## Requirement
Each entry must be reproduced precisely as it stands.
── Stored rows ──
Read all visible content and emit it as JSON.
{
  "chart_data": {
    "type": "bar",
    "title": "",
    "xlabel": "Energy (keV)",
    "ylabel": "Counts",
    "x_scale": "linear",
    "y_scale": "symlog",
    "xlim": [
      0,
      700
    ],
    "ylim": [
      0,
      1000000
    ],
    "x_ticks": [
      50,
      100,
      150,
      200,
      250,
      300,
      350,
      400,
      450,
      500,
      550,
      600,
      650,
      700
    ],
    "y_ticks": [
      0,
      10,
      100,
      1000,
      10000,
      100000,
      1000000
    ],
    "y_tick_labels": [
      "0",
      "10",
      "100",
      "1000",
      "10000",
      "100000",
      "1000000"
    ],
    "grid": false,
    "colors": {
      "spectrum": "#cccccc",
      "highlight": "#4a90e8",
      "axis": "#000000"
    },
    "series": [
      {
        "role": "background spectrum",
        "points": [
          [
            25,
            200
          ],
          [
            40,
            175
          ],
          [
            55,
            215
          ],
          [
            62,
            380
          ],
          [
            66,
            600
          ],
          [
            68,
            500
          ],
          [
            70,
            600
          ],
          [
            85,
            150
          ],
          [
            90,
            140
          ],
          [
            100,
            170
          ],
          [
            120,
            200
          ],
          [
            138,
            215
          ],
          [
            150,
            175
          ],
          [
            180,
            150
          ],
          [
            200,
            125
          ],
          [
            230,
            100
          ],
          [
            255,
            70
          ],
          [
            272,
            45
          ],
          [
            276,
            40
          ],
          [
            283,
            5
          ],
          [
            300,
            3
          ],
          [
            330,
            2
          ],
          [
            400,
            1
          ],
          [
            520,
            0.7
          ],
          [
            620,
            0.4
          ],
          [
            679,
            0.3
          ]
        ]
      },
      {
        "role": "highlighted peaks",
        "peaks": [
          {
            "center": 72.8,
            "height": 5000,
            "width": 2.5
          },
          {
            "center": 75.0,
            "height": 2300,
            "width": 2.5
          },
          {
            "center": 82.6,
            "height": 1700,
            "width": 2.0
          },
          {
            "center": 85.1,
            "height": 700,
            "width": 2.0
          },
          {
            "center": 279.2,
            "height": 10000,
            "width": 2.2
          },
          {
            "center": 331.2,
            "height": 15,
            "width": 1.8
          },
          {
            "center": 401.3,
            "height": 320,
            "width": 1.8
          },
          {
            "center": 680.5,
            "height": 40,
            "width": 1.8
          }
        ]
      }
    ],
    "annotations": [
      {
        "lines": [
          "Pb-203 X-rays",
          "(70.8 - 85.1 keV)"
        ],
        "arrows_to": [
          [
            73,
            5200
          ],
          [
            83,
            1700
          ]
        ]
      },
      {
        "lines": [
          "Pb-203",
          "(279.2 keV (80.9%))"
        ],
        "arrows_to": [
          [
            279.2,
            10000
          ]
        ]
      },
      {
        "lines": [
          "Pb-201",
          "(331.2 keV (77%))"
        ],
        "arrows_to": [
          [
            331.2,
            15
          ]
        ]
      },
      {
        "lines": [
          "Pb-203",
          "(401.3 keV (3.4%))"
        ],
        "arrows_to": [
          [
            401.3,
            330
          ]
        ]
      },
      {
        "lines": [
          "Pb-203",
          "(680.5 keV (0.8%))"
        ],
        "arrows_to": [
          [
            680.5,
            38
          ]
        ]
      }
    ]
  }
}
───
## Exercise result
Read all visible content and emit it as JSON.
{
  "chart_data": {
    "type": "bar",
    "title": "",
    "xlabel": "Energy (keV)",
    "ylabel": "Counts",
    "x_scale": "linear",
    "y_scale": "symlog",
    "xlim": [
      0,
      700
    ],
    "ylim": [
      0,
      1000000
    ],
    "x_ticks": [
      50,
      100,
      150,
      200,
      250,
      300,
      350,
      400,
      450,
      500,
      550,
      600,
      650,
      700
    ],
    "y_ticks": [
      0,
      10,
      100,
      1000,
      10000,
      100000,
      1000000
    ],
    "y_tick_labels": [
      "0",
      "10",
      "100",
      "1000",
      "10000",
      "100000",
      "1000000"
    ],
    "grid": false,
    "colors": {
      "spectrum": "#cccccc",
      "highlight": "#4a90e8",
      "axis": "#000000"
    },
    "series": [
      {
        "role": "background spectrum",
        "points": [
          [
            25,
            200
          ],
          [
            40,
            175
          ],
          [
            55,
            215
          ],
          [
            62,
            380
          ],
          [
            66,
            600
          ],
          [
            68,
            500
          ],
          [
            70,
            600
          ],
          [
            85,
            150
          ],
          [
            90,
            140
          ],
          [
            100,
            170
          ],
          [
            120,
            200
          ],
          [
            138,
            215
          ],
          [
            150,
            175
          ],
          [
            180,
            150
          ],
          [
            200,
            125
          ],
          [
            230,
            100
          ],
          [
            255,
            70
          ],
          [
            272,
            45
          ],
          [
            276,
            40
          ],
          [
            283,
            5
          ],
          [
            300,
            3
          ],
          [
            330,
            2
          ],
          [
            400,
            1
          ],
          [
            520,
            0.7
          ],
          [
            620,
            0.4
          ],
          [
            679,
            0.3
          ]
        ]
      },
      {
        "role": "highlighted peaks",
        "peaks": [
          {
            "center": 72.8,
            "height": 5000,
            "width": 2.5
          },
          {
            "center": 75.0,
            "height": 2300,
            "width": 2.5
          },
          {
            "center": 82.6,
            "height": 1700,
            "width": 2.0
          },
          {
            "center": 85.1,
            "height": 700,
            "width": 2.0
          },
          {
            "center": 279.2,
            "height": 10000,
            "width": 2.2
          },
          {
            "center": 331.2,
            "height": 15,
            "width": 1.8
          },
          {
            "center": 401.3,
            "height": 320,
            "width": 1.8
          },
          {
            "center": 680.5,
            "height": 40,
            "width": 1.8
          }
        ]
      }
    ],
    "annotations": [
      {
        "lines": [
          "Pb-203 X-rays",
          "(70.8 - 85.1 keV)"
        ],
        "arrows_to": [
          [
            73,
            5200
          ],
          [
            83,
            1700
          ]
        ]
      },
      {
        "lines": [
          "Pb-203",
          "(279.2 keV (80.9%))"
        ],
        "arrows_to": [
          [
            279.2,
            10000
          ]
        ]
      },
      {
        "lines": [
          "Pb-201",
          "(331.2 keV (77%))"
        ],
        "arrows_to": [
          [
            331.2,
            15
          ]
        ]
      },
      {
        "lines": [
          "Pb-203",
          "(401.3 keV (3.4%))"
        ],
        "arrows_to": [
          [
            401.3,
            330
          ]
        ]
      },
      {
        "lines": [
          "Pb-203",
          "(680.5 keV (0.8%))"
        ],
        "arrows_to": [
          [
            680.5,
            38
          ]
        ]
      }
    ]
  }
}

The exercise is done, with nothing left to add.